■ **Directions**: Switch every "y-tick-label" to "y-axis-label" in the span that opens with the line containing "storage-bar-jun bbox=[392, 353, 438, 364]" and closes with the line containing "x-tick-label-jul: Jul bbox=[462, 547, 482, 563]", changing nothing else. Return only those lines.

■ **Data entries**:
--- START ---

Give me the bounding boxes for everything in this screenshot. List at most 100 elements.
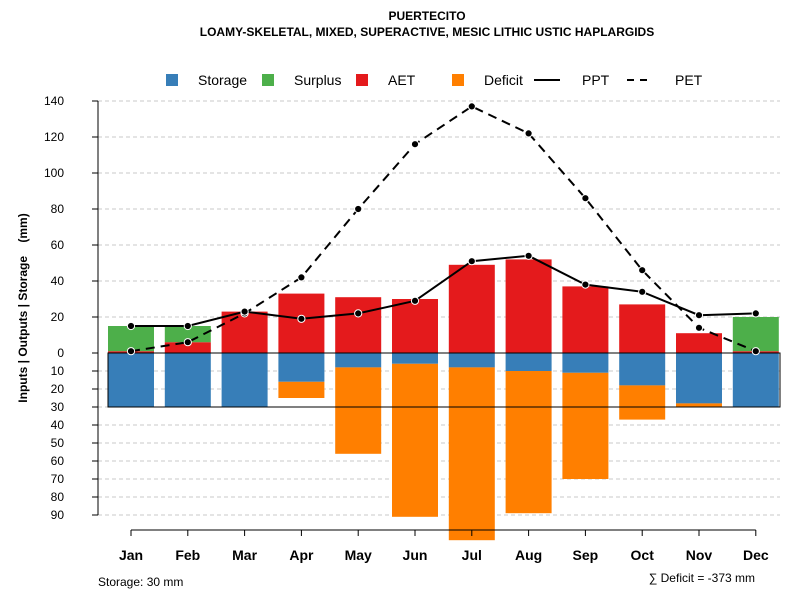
storage-bar-jun bbox=[392, 353, 438, 364]
ppt-point-nov bbox=[694, 311, 704, 320]
aet-bar-jul bbox=[448, 264, 495, 353]
surplus-bar-dec bbox=[732, 317, 779, 352]
storage-bar-apr bbox=[278, 353, 325, 382]
aet-bar-jun bbox=[392, 299, 438, 353]
y-tick-label: 20 bbox=[51, 382, 65, 396]
y-tick-label: 100 bbox=[44, 166, 64, 180]
ppt-line bbox=[131, 254, 756, 327]
x-tick-label-jul: Jul bbox=[462, 547, 482, 563]
deficit-bar-aug bbox=[505, 371, 552, 514]
x-tick-label-may: May bbox=[345, 547, 372, 563]
deficit-bar-jul bbox=[448, 367, 495, 541]
chart-subtitle: LOAMY-SKELETAL, MIXED, SUPERACTIVE, MESI… bbox=[200, 25, 654, 39]
legend-swatch-surplus bbox=[262, 74, 274, 86]
legend-label-deficit: Deficit bbox=[484, 72, 523, 88]
legend-label-surplus: Surplus bbox=[294, 72, 341, 88]
ppt-point-jun bbox=[410, 296, 420, 305]
x-tick-label-aug: Aug bbox=[515, 547, 542, 563]
y-tick-label: 60 bbox=[51, 454, 65, 468]
ppt-point-jul bbox=[467, 257, 476, 266]
y-tick-label: 60 bbox=[51, 238, 65, 252]
pet-point-dec bbox=[751, 347, 760, 356]
y-tick-label: 10 bbox=[51, 364, 65, 378]
x-tick-label-feb: Feb bbox=[175, 547, 200, 563]
storage-bar-dec bbox=[732, 353, 779, 407]
storage-bar-mar bbox=[221, 353, 268, 407]
ppt-point-oct bbox=[638, 287, 647, 296]
x-axis: Jan Feb Mar Apr May Jun Jul Aug Sep Oct Nov Dec bbox=[119, 529, 769, 563]
legend: Storage Surplus AET Deficit PPT PET bbox=[166, 72, 703, 88]
storage-bar-aug bbox=[505, 353, 552, 371]
aet-bar-nov bbox=[676, 333, 722, 353]
ppt-point-aug bbox=[524, 251, 533, 260]
ppt-point-feb bbox=[183, 321, 192, 331]
aet-bar-aug bbox=[505, 259, 552, 353]
y-tick-label: 80 bbox=[51, 490, 65, 504]
legend-swatch-storage bbox=[166, 74, 178, 86]
ppt-point-mar bbox=[240, 307, 249, 316]
y-tick-label: 20 bbox=[51, 310, 65, 324]
legend-label-pet: PET bbox=[675, 72, 703, 88]
pet-point-may bbox=[354, 204, 363, 214]
y-tick-label: 30 bbox=[51, 400, 65, 414]
legend-swatch-aet bbox=[356, 74, 368, 86]
deficit-bar-sep bbox=[562, 372, 609, 479]
x-tick-label-mar: Mar bbox=[232, 547, 257, 563]
pet-point-apr bbox=[297, 273, 306, 282]
surplus-bar-jan bbox=[108, 326, 154, 352]
legend-label-aet: AET bbox=[388, 72, 416, 88]
aet-bar-feb bbox=[164, 342, 211, 353]
deficit-bar-oct bbox=[619, 385, 666, 420]
chart-title: PUERTECITO bbox=[388, 9, 465, 23]
y-tick-label: 120 bbox=[44, 130, 64, 144]
deficit-bar-apr bbox=[278, 381, 325, 398]
deficit-bar-jun bbox=[392, 363, 438, 517]
legend-swatch-deficit bbox=[452, 74, 464, 86]
ppt-point-jan bbox=[126, 321, 136, 331]
aet-bar-apr bbox=[278, 293, 325, 353]
storage-bar-nov bbox=[676, 353, 722, 404]
y-axis: 0 20 40 60 80 100 120 140 10 20 30 40 50 60 70 80 90 bbox=[44, 94, 99, 522]
pet-point-nov bbox=[694, 323, 704, 332]
bars-below-zero bbox=[107, 352, 781, 541]
y-tick-label: 70 bbox=[51, 472, 65, 486]
x-tick-label-oct: Oct bbox=[631, 547, 655, 563]
surplus-bar-feb bbox=[164, 326, 211, 343]
legend-label-ppt: PPT bbox=[582, 72, 610, 88]
x-tick-label-nov: Nov bbox=[686, 547, 713, 563]
ppt-point-may bbox=[354, 309, 363, 318]
deficit-bar-may bbox=[335, 367, 382, 454]
aet-bar-may bbox=[335, 297, 382, 353]
storage-bar-may bbox=[335, 353, 382, 368]
pet-point-jul bbox=[467, 102, 476, 111]
pet-point-jun bbox=[410, 140, 420, 149]
x-tick-label-sep: Sep bbox=[573, 547, 599, 563]
y-tick-label: 0 bbox=[57, 346, 64, 360]
ppt-pet-lines bbox=[126, 102, 760, 356]
x-tick-label-dec: Dec bbox=[743, 547, 769, 563]
x-tick-label-jun: Jun bbox=[403, 547, 428, 563]
y-tick-label: 80 bbox=[51, 202, 65, 216]
deficit-total: ∑ Deficit = -373 mm bbox=[649, 571, 755, 585]
legend-label-storage: Storage bbox=[198, 72, 247, 88]
pet-point-aug bbox=[524, 129, 533, 138]
aet-bar-oct bbox=[619, 304, 666, 353]
aet-bar-mar bbox=[221, 311, 268, 353]
aet-bar-sep bbox=[562, 286, 609, 353]
storage-bar-sep bbox=[562, 353, 609, 373]
pet-line bbox=[130, 105, 757, 353]
pet-point-jan bbox=[126, 347, 136, 356]
gridlines bbox=[98, 100, 780, 516]
y-tick-label: 40 bbox=[51, 418, 65, 432]
x-tick-label-apr: Apr bbox=[289, 547, 314, 563]
ppt-point-sep bbox=[581, 280, 590, 289]
y-tick-label: 90 bbox=[51, 508, 65, 522]
deficit-bar-nov bbox=[676, 403, 722, 407]
storage-note: Storage: 30 mm bbox=[98, 575, 183, 589]
x-tick-label-jan: Jan bbox=[119, 547, 143, 563]
y-tick-label: 50 bbox=[51, 436, 65, 450]
storage-bar-feb bbox=[164, 353, 211, 407]
storage-bar-jan bbox=[108, 353, 154, 407]
ppt-point-apr bbox=[297, 314, 306, 323]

--- END ---

■ **Correct answer**:
storage-bar-jun bbox=[392, 353, 438, 364]
ppt-point-nov bbox=[694, 311, 704, 320]
aet-bar-jul bbox=[448, 264, 495, 353]
surplus-bar-dec bbox=[732, 317, 779, 352]
storage-bar-apr bbox=[278, 353, 325, 382]
aet-bar-jun bbox=[392, 299, 438, 353]
y-axis-label: 20 bbox=[51, 382, 65, 396]
y-axis-label: 100 bbox=[44, 166, 64, 180]
ppt-line bbox=[131, 254, 756, 327]
x-tick-label-jul: Jul bbox=[462, 547, 482, 563]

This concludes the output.